- [WHAT YOU WILL DO]: Output the line that contains "Transcribe the text in this document." and every line after it to the end of the entries, with nothing added or left out.

- [EXTRACTED RECORDS]:
________________________

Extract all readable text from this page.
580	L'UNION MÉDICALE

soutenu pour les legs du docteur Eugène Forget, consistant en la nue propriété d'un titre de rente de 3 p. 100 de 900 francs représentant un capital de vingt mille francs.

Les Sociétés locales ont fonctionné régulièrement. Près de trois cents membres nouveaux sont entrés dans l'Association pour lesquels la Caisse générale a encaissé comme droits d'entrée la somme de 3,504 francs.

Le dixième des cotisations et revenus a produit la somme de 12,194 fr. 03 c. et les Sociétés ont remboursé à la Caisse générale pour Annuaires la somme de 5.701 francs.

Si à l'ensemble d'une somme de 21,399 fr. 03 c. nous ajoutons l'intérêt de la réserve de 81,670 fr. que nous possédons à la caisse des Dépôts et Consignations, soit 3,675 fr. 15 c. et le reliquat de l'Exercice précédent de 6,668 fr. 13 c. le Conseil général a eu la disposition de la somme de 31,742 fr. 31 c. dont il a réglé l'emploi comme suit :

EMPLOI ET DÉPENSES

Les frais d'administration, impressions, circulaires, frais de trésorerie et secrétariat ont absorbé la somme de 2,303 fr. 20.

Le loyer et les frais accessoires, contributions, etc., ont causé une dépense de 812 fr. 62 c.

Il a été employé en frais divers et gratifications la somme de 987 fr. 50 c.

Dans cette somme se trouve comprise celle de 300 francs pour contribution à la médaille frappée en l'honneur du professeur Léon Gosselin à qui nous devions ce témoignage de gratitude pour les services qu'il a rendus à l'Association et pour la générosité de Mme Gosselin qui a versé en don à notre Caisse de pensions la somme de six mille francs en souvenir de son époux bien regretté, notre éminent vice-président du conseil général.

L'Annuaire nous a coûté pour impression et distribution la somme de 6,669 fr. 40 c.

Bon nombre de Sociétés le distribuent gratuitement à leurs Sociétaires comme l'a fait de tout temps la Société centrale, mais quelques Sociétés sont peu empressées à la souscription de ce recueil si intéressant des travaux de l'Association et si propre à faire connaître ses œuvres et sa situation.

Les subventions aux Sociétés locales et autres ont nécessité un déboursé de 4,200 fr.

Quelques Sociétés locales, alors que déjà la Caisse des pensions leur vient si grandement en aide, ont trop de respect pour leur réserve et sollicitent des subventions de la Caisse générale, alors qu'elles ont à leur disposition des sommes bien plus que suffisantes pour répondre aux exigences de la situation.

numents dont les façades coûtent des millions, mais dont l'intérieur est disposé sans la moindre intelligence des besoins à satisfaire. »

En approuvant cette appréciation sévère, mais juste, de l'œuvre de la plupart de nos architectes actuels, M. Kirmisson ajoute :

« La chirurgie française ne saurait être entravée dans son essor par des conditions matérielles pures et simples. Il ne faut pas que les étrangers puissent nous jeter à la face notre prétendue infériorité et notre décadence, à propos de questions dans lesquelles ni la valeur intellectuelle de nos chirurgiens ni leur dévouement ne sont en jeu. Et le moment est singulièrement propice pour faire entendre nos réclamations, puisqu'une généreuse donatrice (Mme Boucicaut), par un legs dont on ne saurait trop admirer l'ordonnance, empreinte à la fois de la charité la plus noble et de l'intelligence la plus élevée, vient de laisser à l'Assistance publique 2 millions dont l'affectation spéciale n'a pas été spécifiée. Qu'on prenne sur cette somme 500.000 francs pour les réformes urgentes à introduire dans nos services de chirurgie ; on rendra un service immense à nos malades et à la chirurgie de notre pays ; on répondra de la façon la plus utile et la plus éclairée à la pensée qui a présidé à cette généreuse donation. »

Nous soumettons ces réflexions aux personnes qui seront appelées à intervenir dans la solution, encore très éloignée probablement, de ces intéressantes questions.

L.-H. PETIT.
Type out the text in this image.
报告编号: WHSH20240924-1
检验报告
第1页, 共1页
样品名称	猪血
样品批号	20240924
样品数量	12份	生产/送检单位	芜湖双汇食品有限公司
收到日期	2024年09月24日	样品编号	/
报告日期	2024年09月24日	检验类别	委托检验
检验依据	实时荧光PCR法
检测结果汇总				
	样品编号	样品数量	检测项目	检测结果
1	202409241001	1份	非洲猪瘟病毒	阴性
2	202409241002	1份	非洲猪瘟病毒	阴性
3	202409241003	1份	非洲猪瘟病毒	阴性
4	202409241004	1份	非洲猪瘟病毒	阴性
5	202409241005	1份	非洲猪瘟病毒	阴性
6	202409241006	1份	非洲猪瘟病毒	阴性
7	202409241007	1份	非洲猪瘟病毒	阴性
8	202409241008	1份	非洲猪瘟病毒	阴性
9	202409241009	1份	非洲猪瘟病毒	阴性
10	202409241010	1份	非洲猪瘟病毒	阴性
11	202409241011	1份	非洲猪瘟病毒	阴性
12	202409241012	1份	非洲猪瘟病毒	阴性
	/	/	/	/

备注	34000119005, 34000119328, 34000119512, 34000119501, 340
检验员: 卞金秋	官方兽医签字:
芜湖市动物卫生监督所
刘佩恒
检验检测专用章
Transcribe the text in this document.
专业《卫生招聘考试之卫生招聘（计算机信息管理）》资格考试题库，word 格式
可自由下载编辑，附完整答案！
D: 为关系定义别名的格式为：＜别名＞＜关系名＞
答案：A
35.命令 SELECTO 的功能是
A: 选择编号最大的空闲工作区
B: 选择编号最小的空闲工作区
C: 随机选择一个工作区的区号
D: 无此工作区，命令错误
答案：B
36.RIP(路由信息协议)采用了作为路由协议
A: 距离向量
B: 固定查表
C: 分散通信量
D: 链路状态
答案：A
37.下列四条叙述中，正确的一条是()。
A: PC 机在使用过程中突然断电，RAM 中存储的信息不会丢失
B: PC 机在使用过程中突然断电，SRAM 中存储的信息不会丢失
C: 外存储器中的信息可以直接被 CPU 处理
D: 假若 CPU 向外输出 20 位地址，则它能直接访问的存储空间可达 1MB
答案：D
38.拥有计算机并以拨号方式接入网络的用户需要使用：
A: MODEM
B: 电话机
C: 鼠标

________________________

- [RESULT OF THE TASK]:
Transcribe the text in this document.
专业《卫生招聘考试之卫生招聘（计算机信息管理）》资格考试题库，word 格式
可自由下载编辑，附完整答案！
D: 为关系定义别名的格式为：＜别名＞＜关系名＞
答案：A
35.命令 SELECTO 的功能是
A: 选择编号最大的空闲工作区
B: 选择编号最小的空闲工作区
C: 随机选择一个工作区的区号
D: 无此工作区，命令错误
答案：B
36.RIP(路由信息协议)采用了作为路由协议
A: 距离向量
B: 固定查表
C: 分散通信量
D: 链路状态
答案：A
37.下列四条叙述中，正确的一条是()。
A: PC 机在使用过程中突然断电，RAM 中存储的信息不会丢失
B: PC 机在使用过程中突然断电，SRAM 中存储的信息不会丢失
C: 外存储器中的信息可以直接被 CPU 处理
D: 假若 CPU 向外输出 20 位地址，则它能直接访问的存储空间可达 1MB
答案：D
38.拥有计算机并以拨号方式接入网络的用户需要使用：
A: MODEM
B: 电话机
C: 鼠标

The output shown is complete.